■ Work order ■
In the material below, how many lines contain "panel"? Answer with the number alone.

■ Given records ■
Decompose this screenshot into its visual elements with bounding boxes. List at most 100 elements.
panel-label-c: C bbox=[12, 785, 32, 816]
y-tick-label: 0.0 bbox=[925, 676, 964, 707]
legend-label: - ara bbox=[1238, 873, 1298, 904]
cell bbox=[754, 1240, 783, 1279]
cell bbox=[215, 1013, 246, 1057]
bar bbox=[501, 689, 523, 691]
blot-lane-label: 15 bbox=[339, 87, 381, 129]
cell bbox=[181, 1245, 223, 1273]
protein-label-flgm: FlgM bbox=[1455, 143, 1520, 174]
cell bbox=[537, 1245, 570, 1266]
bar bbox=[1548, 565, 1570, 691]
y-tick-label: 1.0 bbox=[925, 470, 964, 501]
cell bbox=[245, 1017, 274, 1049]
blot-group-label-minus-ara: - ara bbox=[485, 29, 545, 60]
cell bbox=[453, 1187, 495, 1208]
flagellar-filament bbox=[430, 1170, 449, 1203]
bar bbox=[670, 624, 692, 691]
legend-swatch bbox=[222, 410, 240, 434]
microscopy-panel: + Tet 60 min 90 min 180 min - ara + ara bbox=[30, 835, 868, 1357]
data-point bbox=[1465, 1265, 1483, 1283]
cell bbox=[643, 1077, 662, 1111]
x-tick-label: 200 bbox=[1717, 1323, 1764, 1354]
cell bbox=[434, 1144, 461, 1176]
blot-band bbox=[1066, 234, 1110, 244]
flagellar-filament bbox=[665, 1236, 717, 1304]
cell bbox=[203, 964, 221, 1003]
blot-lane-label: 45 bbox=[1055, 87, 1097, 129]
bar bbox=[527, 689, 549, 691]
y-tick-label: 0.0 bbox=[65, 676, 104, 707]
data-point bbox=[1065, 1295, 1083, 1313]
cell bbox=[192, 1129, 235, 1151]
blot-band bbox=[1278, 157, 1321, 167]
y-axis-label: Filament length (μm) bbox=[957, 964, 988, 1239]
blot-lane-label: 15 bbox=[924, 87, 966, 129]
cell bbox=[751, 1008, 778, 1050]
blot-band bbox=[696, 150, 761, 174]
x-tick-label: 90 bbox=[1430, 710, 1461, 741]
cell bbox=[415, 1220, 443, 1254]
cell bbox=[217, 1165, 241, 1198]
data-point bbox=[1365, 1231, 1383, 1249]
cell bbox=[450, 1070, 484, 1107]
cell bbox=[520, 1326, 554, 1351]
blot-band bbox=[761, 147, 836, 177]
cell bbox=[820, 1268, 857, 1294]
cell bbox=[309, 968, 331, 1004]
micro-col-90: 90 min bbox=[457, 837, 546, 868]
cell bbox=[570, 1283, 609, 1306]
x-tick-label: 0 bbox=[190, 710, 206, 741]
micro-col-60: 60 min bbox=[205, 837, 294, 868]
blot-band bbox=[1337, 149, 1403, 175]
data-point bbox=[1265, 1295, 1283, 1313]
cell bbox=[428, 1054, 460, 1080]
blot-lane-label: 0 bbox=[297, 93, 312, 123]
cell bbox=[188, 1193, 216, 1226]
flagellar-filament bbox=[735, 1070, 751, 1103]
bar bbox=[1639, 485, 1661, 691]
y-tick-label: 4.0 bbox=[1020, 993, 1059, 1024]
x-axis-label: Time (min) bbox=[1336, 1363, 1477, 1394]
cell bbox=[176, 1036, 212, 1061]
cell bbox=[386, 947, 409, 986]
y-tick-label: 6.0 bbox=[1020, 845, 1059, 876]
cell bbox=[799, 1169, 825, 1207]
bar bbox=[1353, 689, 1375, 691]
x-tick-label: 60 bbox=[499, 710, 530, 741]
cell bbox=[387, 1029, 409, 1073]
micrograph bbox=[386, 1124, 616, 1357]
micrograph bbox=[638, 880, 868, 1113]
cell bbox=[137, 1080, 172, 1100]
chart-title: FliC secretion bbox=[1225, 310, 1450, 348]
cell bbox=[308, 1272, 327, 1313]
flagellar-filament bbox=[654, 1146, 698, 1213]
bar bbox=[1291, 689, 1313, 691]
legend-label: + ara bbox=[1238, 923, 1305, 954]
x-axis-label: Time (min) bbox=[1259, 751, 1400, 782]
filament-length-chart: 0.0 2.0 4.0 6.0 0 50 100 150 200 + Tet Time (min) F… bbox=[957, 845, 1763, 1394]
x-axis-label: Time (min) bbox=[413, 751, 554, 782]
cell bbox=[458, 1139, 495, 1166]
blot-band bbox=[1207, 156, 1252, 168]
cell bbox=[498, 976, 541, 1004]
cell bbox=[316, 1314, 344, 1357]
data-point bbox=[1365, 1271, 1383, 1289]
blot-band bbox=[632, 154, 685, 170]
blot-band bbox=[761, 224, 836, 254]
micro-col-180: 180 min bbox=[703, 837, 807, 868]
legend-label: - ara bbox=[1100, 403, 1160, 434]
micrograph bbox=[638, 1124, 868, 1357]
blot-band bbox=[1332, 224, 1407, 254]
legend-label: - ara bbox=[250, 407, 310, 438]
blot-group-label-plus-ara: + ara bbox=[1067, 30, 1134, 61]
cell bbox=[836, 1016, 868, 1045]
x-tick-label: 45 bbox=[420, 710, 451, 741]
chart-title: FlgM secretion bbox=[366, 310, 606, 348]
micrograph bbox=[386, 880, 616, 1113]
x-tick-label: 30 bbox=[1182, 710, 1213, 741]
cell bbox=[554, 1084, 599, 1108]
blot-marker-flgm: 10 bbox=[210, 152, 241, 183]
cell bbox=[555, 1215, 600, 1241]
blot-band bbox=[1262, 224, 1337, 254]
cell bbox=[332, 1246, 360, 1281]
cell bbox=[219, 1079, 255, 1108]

■ Answer area ■
2